Instructions to follow :: Go through the entries below and print each one exactly, leaving out pictures.

# START OF Entries provided

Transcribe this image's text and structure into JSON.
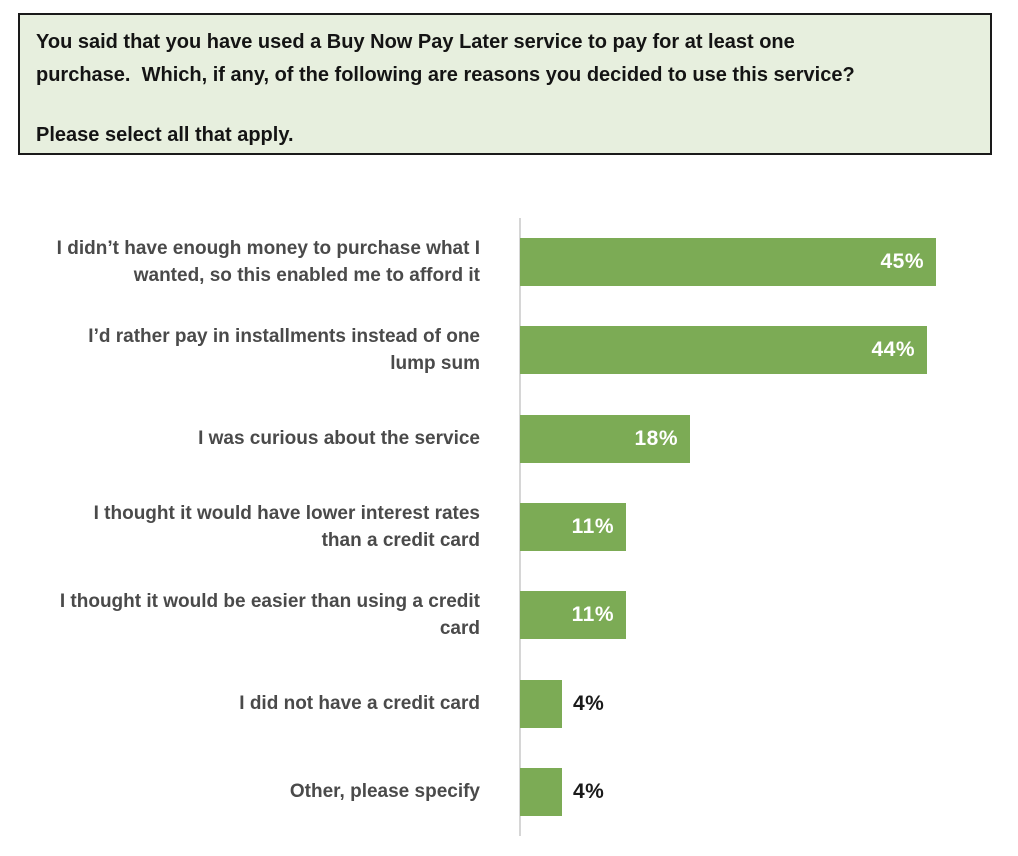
{
  "question": {
    "text": "You said that you have used a Buy Now Pay Later service to pay for at least one\npurchase.  Which, if any, of the following are reasons you decided to use this service?",
    "instruction": "Please select all that apply."
  },
  "chart_data": {
    "type": "bar",
    "orientation": "horizontal",
    "title": "",
    "xlabel": "",
    "ylabel": "",
    "xlim": [
      0,
      48
    ],
    "grid": false,
    "legend": false,
    "categories": [
      "I didn’t have enough money to purchase what I\nwanted, so this enabled me to afford it",
      "I’d rather pay in installments instead of one\nlump sum",
      "I was curious about the service",
      "I thought it would have lower interest rates\nthan a credit card",
      "I thought it would be easier than using a credit\ncard",
      "I did not have a credit card",
      "Other, please specify"
    ],
    "values": [
      45,
      44,
      18,
      11,
      11,
      4,
      4
    ],
    "value_labels": [
      "45%",
      "44%",
      "18%",
      "11%",
      "11%",
      "4%",
      "4%"
    ]
  },
  "colors": {
    "bar": "#7cab55",
    "value_label_inside": "#ffffff",
    "value_label_outside": "#1a1a1a",
    "axis_line": "#d6d6d6",
    "category_label": "#4a4a4a",
    "question_box_bg": "#e7efde",
    "question_box_border": "#1a1a1a"
  }
}
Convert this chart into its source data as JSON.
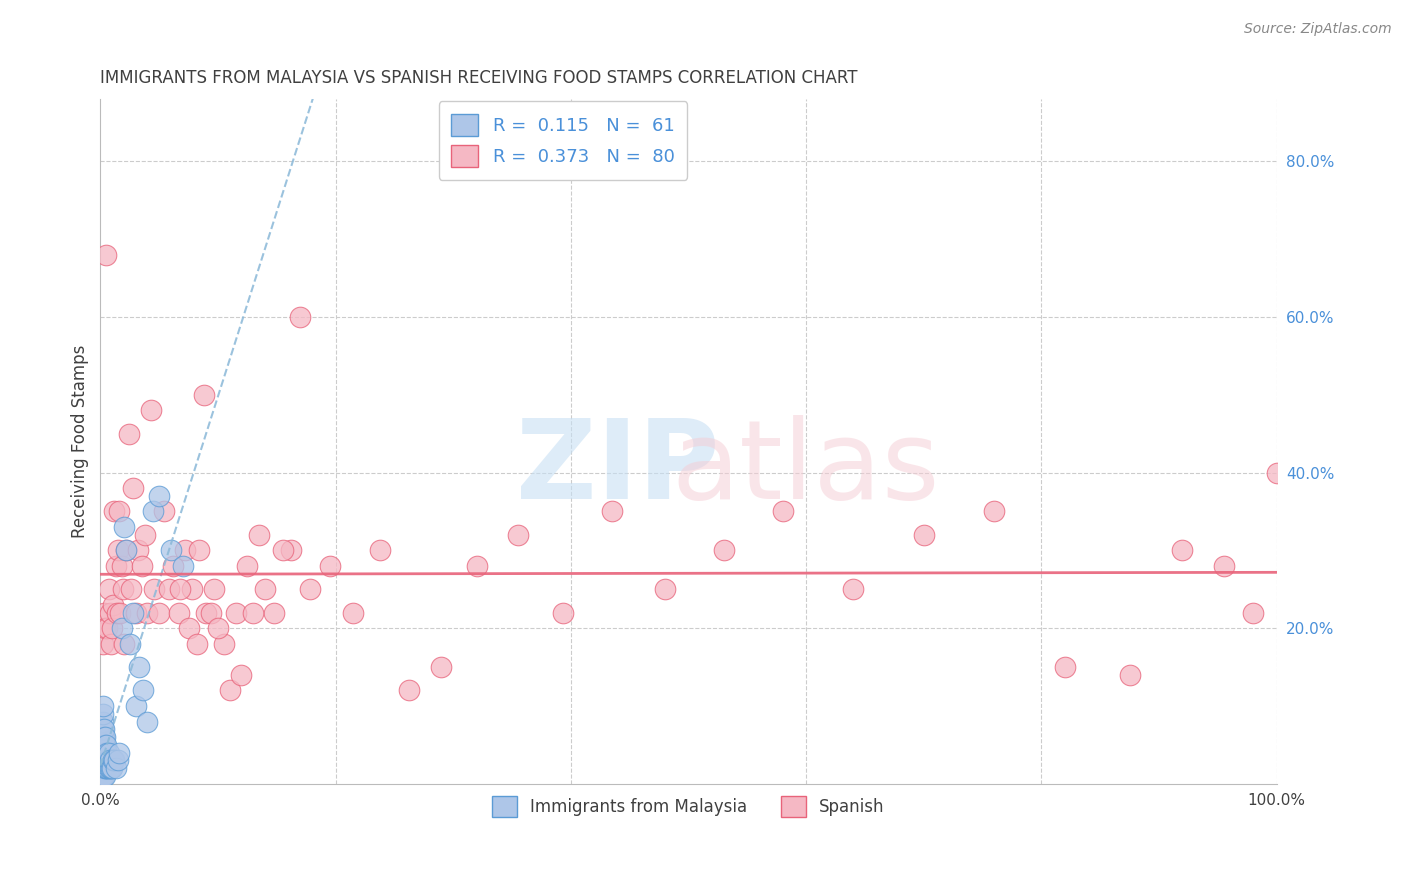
{
  "title": "IMMIGRANTS FROM MALAYSIA VS SPANISH RECEIVING FOOD STAMPS CORRELATION CHART",
  "source": "Source: ZipAtlas.com",
  "ylabel": "Receiving Food Stamps",
  "xlim": [
    0,
    1.0
  ],
  "ylim": [
    0,
    0.88
  ],
  "R_malaysia": 0.115,
  "N_malaysia": 61,
  "R_spanish": 0.373,
  "N_spanish": 80,
  "color_malaysia_fill": "#aec6e8",
  "color_malaysia_edge": "#5b9bd5",
  "color_spanish_fill": "#f5b8c4",
  "color_spanish_edge": "#e8637a",
  "color_malaysia_line": "#8ab8d8",
  "color_spanish_line": "#e8637a",
  "color_text_blue": "#4a90d9",
  "color_text_dark": "#404040",
  "background_color": "#ffffff",
  "grid_color": "#cccccc",
  "ytick_positions": [
    0.2,
    0.4,
    0.6,
    0.8
  ],
  "ytick_labels": [
    "20.0%",
    "40.0%",
    "60.0%",
    "80.0%"
  ],
  "malaysia_x": [
    0.001,
    0.001,
    0.001,
    0.001,
    0.001,
    0.001,
    0.002,
    0.002,
    0.002,
    0.002,
    0.002,
    0.002,
    0.002,
    0.002,
    0.002,
    0.002,
    0.003,
    0.003,
    0.003,
    0.003,
    0.003,
    0.003,
    0.003,
    0.004,
    0.004,
    0.004,
    0.004,
    0.004,
    0.004,
    0.005,
    0.005,
    0.005,
    0.005,
    0.006,
    0.006,
    0.006,
    0.007,
    0.007,
    0.007,
    0.008,
    0.008,
    0.009,
    0.01,
    0.011,
    0.012,
    0.013,
    0.015,
    0.016,
    0.018,
    0.02,
    0.022,
    0.025,
    0.028,
    0.03,
    0.033,
    0.036,
    0.04,
    0.045,
    0.05,
    0.06,
    0.07
  ],
  "malaysia_y": [
    0.01,
    0.02,
    0.03,
    0.04,
    0.05,
    0.06,
    0.01,
    0.02,
    0.03,
    0.04,
    0.05,
    0.06,
    0.07,
    0.08,
    0.09,
    0.1,
    0.01,
    0.02,
    0.03,
    0.04,
    0.05,
    0.06,
    0.07,
    0.01,
    0.02,
    0.03,
    0.04,
    0.05,
    0.06,
    0.02,
    0.03,
    0.04,
    0.05,
    0.02,
    0.03,
    0.04,
    0.02,
    0.03,
    0.04,
    0.02,
    0.03,
    0.02,
    0.02,
    0.03,
    0.03,
    0.02,
    0.03,
    0.04,
    0.2,
    0.33,
    0.3,
    0.18,
    0.22,
    0.1,
    0.15,
    0.12,
    0.08,
    0.35,
    0.37,
    0.3,
    0.28
  ],
  "spanish_x": [
    0.002,
    0.003,
    0.004,
    0.005,
    0.006,
    0.007,
    0.008,
    0.009,
    0.01,
    0.011,
    0.012,
    0.013,
    0.014,
    0.015,
    0.016,
    0.017,
    0.018,
    0.019,
    0.02,
    0.022,
    0.024,
    0.026,
    0.028,
    0.03,
    0.032,
    0.035,
    0.038,
    0.04,
    0.043,
    0.046,
    0.05,
    0.054,
    0.058,
    0.062,
    0.067,
    0.072,
    0.078,
    0.084,
    0.09,
    0.097,
    0.105,
    0.115,
    0.125,
    0.135,
    0.148,
    0.162,
    0.178,
    0.195,
    0.215,
    0.238,
    0.262,
    0.29,
    0.32,
    0.355,
    0.393,
    0.435,
    0.48,
    0.53,
    0.58,
    0.64,
    0.7,
    0.76,
    0.82,
    0.875,
    0.92,
    0.955,
    0.98,
    1.0,
    0.068,
    0.075,
    0.082,
    0.088,
    0.094,
    0.1,
    0.11,
    0.12,
    0.13,
    0.14,
    0.155,
    0.17
  ],
  "spanish_y": [
    0.18,
    0.22,
    0.2,
    0.68,
    0.2,
    0.25,
    0.22,
    0.18,
    0.2,
    0.23,
    0.35,
    0.28,
    0.22,
    0.3,
    0.35,
    0.22,
    0.28,
    0.25,
    0.18,
    0.3,
    0.45,
    0.25,
    0.38,
    0.22,
    0.3,
    0.28,
    0.32,
    0.22,
    0.48,
    0.25,
    0.22,
    0.35,
    0.25,
    0.28,
    0.22,
    0.3,
    0.25,
    0.3,
    0.22,
    0.25,
    0.18,
    0.22,
    0.28,
    0.32,
    0.22,
    0.3,
    0.25,
    0.28,
    0.22,
    0.3,
    0.12,
    0.15,
    0.28,
    0.32,
    0.22,
    0.35,
    0.25,
    0.3,
    0.35,
    0.25,
    0.32,
    0.35,
    0.15,
    0.14,
    0.3,
    0.28,
    0.22,
    0.4,
    0.25,
    0.2,
    0.18,
    0.5,
    0.22,
    0.2,
    0.12,
    0.14,
    0.22,
    0.25,
    0.3,
    0.6
  ]
}
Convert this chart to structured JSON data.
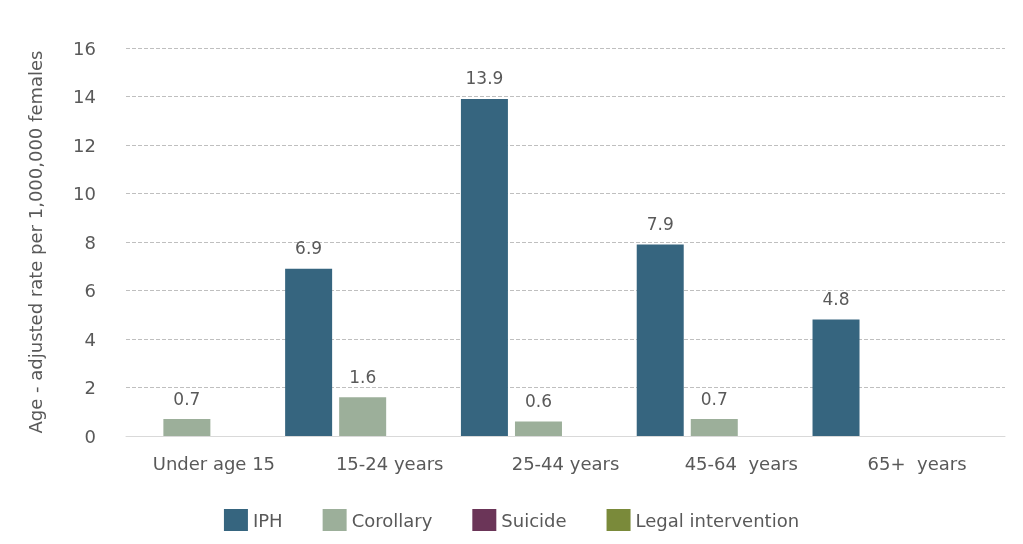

# END OF Entries provided

Answer to the exercise ::
Transcribe this image's text and structure into JSON.
{
  "question": {
    "text": "You said that you have used a Buy Now Pay Later service to pay for at least one\npurchase.  Which, if any, of the following are reasons you decided to use this service?",
    "instruction": "Please select all that apply."
  },
  "chart_data": {
    "type": "bar",
    "orientation": "horizontal",
    "title": "",
    "xlabel": "",
    "ylabel": "",
    "xlim": [
      0,
      48
    ],
    "grid": false,
    "legend": false,
    "categories": [
      "I didn’t have enough money to purchase what I\nwanted, so this enabled me to afford it",
      "I’d rather pay in installments instead of one\nlump sum",
      "I was curious about the service",
      "I thought it would have lower interest rates\nthan a credit card",
      "I thought it would be easier than using a credit\ncard",
      "I did not have a credit card",
      "Other, please specify"
    ],
    "values": [
      45,
      44,
      18,
      11,
      11,
      4,
      4
    ],
    "value_labels": [
      "45%",
      "44%",
      "18%",
      "11%",
      "11%",
      "4%",
      "4%"
    ]
  },
  "colors": {
    "bar": "#7cab55",
    "value_label_inside": "#ffffff",
    "value_label_outside": "#1a1a1a",
    "axis_line": "#d6d6d6",
    "category_label": "#4a4a4a",
    "question_box_bg": "#e7efde",
    "question_box_border": "#1a1a1a"
  }
}
Convert this chart into its source data as JSON.
{
  "title": "IMMIGRANTS FROM MALAYSIA VS SPANISH RECEIVING FOOD STAMPS CORRELATION CHART",
  "source": "Source: ZipAtlas.com",
  "ylabel": "Receiving Food Stamps",
  "xlim": [
    0,
    1.0
  ],
  "ylim": [
    0,
    0.88
  ],
  "R_malaysia": 0.115,
  "N_malaysia": 61,
  "R_spanish": 0.373,
  "N_spanish": 80,
  "color_malaysia_fill": "#aec6e8",
  "color_malaysia_edge": "#5b9bd5",
  "color_spanish_fill": "#f5b8c4",
  "color_spanish_edge": "#e8637a",
  "color_malaysia_line": "#8ab8d8",
  "color_spanish_line": "#e8637a",
  "color_text_blue": "#4a90d9",
  "color_text_dark": "#404040",
  "background_color": "#ffffff",
  "grid_color": "#cccccc",
  "ytick_positions": [
    0.2,
    0.4,
    0.6,
    0.8
  ],
  "ytick_labels": [
    "20.0%",
    "40.0%",
    "60.0%",
    "80.0%"
  ],
  "malaysia_x": [
    0.001,
    0.001,
    0.001,
    0.001,
    0.001,
    0.001,
    0.002,
    0.002,
    0.002,
    0.002,
    0.002,
    0.002,
    0.002,
    0.002,
    0.002,
    0.002,
    0.003,
    0.003,
    0.003,
    0.003,
    0.003,
    0.003,
    0.003,
    0.004,
    0.004,
    0.004,
    0.004,
    0.004,
    0.004,
    0.005,
    0.005,
    0.005,
    0.005,
    0.006,
    0.006,
    0.006,
    0.007,
    0.007,
    0.007,
    0.008,
    0.008,
    0.009,
    0.01,
    0.011,
    0.012,
    0.013,
    0.015,
    0.016,
    0.018,
    0.02,
    0.022,
    0.025,
    0.028,
    0.03,
    0.033,
    0.036,
    0.04,
    0.045,
    0.05,
    0.06,
    0.07
  ],
  "malaysia_y": [
    0.01,
    0.02,
    0.03,
    0.04,
    0.05,
    0.06,
    0.01,
    0.02,
    0.03,
    0.04,
    0.05,
    0.06,
    0.07,
    0.08,
    0.09,
    0.1,
    0.01,
    0.02,
    0.03,
    0.04,
    0.05,
    0.06,
    0.07,
    0.01,
    0.02,
    0.03,
    0.04,
    0.05,
    0.06,
    0.02,
    0.03,
    0.04,
    0.05,
    0.02,
    0.03,
    0.04,
    0.02,
    0.03,
    0.04,
    0.02,
    0.03,
    0.02,
    0.02,
    0.03,
    0.03,
    0.02,
    0.03,
    0.04,
    0.2,
    0.33,
    0.3,
    0.18,
    0.22,
    0.1,
    0.15,
    0.12,
    0.08,
    0.35,
    0.37,
    0.3,
    0.28
  ],
  "spanish_x": [
    0.002,
    0.003,
    0.004,
    0.005,
    0.006,
    0.007,
    0.008,
    0.009,
    0.01,
    0.011,
    0.012,
    0.013,
    0.014,
    0.015,
    0.016,
    0.017,
    0.018,
    0.019,
    0.02,
    0.022,
    0.024,
    0.026,
    0.028,
    0.03,
    0.032,
    0.035,
    0.038,
    0.04,
    0.043,
    0.046,
    0.05,
    0.054,
    0.058,
    0.062,
    0.067,
    0.072,
    0.078,
    0.084,
    0.09,
    0.097,
    0.105,
    0.115,
    0.125,
    0.135,
    0.148,
    0.162,
    0.178,
    0.195,
    0.215,
    0.238,
    0.262,
    0.29,
    0.32,
    0.355,
    0.393,
    0.435,
    0.48,
    0.53,
    0.58,
    0.64,
    0.7,
    0.76,
    0.82,
    0.875,
    0.92,
    0.955,
    0.98,
    1.0,
    0.068,
    0.075,
    0.082,
    0.088,
    0.094,
    0.1,
    0.11,
    0.12,
    0.13,
    0.14,
    0.155,
    0.17
  ],
  "spanish_y": [
    0.18,
    0.22,
    0.2,
    0.68,
    0.2,
    0.25,
    0.22,
    0.18,
    0.2,
    0.23,
    0.35,
    0.28,
    0.22,
    0.3,
    0.35,
    0.22,
    0.28,
    0.25,
    0.18,
    0.3,
    0.45,
    0.25,
    0.38,
    0.22,
    0.3,
    0.28,
    0.32,
    0.22,
    0.48,
    0.25,
    0.22,
    0.35,
    0.25,
    0.28,
    0.22,
    0.3,
    0.25,
    0.3,
    0.22,
    0.25,
    0.18,
    0.22,
    0.28,
    0.32,
    0.22,
    0.3,
    0.25,
    0.28,
    0.22,
    0.3,
    0.12,
    0.15,
    0.28,
    0.32,
    0.22,
    0.35,
    0.25,
    0.3,
    0.35,
    0.25,
    0.32,
    0.35,
    0.15,
    0.14,
    0.3,
    0.28,
    0.22,
    0.4,
    0.25,
    0.2,
    0.18,
    0.5,
    0.22,
    0.2,
    0.12,
    0.14,
    0.22,
    0.25,
    0.3,
    0.6
  ]
}
Convert this chart to structured JSON data.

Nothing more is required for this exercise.